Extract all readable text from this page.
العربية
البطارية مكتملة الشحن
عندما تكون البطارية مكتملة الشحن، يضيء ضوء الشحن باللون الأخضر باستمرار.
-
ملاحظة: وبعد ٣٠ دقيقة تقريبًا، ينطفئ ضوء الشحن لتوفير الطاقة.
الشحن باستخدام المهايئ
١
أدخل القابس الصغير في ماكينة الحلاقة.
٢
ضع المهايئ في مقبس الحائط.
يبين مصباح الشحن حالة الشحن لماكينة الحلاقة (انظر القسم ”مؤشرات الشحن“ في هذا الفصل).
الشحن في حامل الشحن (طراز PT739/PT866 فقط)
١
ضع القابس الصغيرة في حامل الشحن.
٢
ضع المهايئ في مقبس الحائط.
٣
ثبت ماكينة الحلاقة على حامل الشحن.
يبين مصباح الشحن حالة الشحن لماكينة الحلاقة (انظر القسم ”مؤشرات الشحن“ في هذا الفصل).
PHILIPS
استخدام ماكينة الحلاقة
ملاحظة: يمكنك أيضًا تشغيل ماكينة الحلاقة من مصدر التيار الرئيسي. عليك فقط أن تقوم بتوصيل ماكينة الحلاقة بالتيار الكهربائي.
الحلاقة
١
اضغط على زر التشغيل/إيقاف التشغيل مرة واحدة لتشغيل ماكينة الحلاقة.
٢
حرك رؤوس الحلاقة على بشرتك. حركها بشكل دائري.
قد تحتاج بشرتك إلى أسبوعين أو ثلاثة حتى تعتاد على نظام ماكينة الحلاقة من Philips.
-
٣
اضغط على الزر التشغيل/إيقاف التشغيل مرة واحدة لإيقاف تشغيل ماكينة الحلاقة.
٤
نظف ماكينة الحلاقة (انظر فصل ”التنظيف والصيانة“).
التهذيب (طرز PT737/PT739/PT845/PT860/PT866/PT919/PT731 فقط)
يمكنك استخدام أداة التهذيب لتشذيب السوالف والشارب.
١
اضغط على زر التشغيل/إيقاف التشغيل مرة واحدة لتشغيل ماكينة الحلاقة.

━━━━

(Task to complete)
Repeat each entry word for word.

(Output of the exercise)
Extract all readable text from this page.
العربية
البطارية مكتملة الشحن
عندما تكون البطارية مكتملة الشحن، يضيء ضوء الشحن باللون الأخضر باستمرار.
-
ملاحظة: وبعد ٣٠ دقيقة تقريبًا، ينطفئ ضوء الشحن لتوفير الطاقة.
الشحن باستخدام المهايئ
١
أدخل القابس الصغير في ماكينة الحلاقة.
٢
ضع المهايئ في مقبس الحائط.
يبين مصباح الشحن حالة الشحن لماكينة الحلاقة (انظر القسم ”مؤشرات الشحن“ في هذا الفصل).
الشحن في حامل الشحن (طراز PT739/PT866 فقط)
١
ضع القابس الصغيرة في حامل الشحن.
٢
ضع المهايئ في مقبس الحائط.
٣
ثبت ماكينة الحلاقة على حامل الشحن.
يبين مصباح الشحن حالة الشحن لماكينة الحلاقة (انظر القسم ”مؤشرات الشحن“ في هذا الفصل).
PHILIPS
استخدام ماكينة الحلاقة
ملاحظة: يمكنك أيضًا تشغيل ماكينة الحلاقة من مصدر التيار الرئيسي. عليك فقط أن تقوم بتوصيل ماكينة الحلاقة بالتيار الكهربائي.
الحلاقة
١
اضغط على زر التشغيل/إيقاف التشغيل مرة واحدة لتشغيل ماكينة الحلاقة.
٢
حرك رؤوس الحلاقة على بشرتك. حركها بشكل دائري.
قد تحتاج بشرتك إلى أسبوعين أو ثلاثة حتى تعتاد على نظام ماكينة الحلاقة من Philips.
-
٣
اضغط على الزر التشغيل/إيقاف التشغيل مرة واحدة لإيقاف تشغيل ماكينة الحلاقة.
٤
نظف ماكينة الحلاقة (انظر فصل ”التنظيف والصيانة“).
التهذيب (طرز PT737/PT739/PT845/PT860/PT866/PT919/PT731 فقط)
يمكنك استخدام أداة التهذيب لتشذيب السوالف والشارب.
١
اضغط على زر التشغيل/إيقاف التشغيل مرة واحدة لتشغيل ماكينة الحلاقة.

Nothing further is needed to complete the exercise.